**Exercise description:**
Count every line that has "dyskontowanie" in it and give the total, nothing more.

**Dataset:**
'''

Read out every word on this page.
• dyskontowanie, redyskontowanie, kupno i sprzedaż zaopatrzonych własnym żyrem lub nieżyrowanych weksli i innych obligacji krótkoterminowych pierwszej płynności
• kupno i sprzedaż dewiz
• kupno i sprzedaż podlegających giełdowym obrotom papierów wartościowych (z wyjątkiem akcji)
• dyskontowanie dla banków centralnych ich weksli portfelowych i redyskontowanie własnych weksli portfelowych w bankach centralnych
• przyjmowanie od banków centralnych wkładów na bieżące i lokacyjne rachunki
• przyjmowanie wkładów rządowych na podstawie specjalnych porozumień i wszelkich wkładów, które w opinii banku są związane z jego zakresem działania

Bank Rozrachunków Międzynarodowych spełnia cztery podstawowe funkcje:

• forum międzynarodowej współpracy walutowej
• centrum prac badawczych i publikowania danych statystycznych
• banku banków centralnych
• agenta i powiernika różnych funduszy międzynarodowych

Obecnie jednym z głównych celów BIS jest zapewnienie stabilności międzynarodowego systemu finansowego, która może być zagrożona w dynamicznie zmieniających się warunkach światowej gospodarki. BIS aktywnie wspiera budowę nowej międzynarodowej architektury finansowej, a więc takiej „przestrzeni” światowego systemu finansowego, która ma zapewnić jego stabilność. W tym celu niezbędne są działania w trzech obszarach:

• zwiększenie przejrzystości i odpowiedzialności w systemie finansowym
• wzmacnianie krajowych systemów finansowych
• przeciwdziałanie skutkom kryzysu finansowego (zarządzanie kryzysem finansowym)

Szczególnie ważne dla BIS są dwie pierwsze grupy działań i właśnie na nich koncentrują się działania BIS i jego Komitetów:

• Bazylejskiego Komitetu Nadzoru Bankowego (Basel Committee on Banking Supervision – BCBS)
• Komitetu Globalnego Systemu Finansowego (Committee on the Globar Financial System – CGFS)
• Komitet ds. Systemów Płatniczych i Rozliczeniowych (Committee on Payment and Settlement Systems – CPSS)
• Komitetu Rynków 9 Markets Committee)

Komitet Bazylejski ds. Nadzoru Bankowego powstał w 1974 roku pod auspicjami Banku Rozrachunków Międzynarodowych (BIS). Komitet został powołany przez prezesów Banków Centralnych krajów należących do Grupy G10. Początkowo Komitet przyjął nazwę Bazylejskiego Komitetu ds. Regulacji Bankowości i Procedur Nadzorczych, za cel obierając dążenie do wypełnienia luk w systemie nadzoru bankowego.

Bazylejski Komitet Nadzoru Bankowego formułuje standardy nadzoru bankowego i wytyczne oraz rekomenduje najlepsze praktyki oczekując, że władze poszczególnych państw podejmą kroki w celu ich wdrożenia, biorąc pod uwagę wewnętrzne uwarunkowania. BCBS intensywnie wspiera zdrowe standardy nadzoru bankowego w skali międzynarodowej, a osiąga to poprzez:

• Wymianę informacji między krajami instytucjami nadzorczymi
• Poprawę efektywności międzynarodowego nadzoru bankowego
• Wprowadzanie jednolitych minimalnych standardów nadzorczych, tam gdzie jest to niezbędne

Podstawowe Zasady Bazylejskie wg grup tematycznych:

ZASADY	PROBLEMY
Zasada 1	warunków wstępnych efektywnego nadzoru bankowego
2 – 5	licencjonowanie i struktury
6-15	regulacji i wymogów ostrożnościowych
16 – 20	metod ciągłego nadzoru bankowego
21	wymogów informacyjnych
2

'''

**Reply to the task:**
2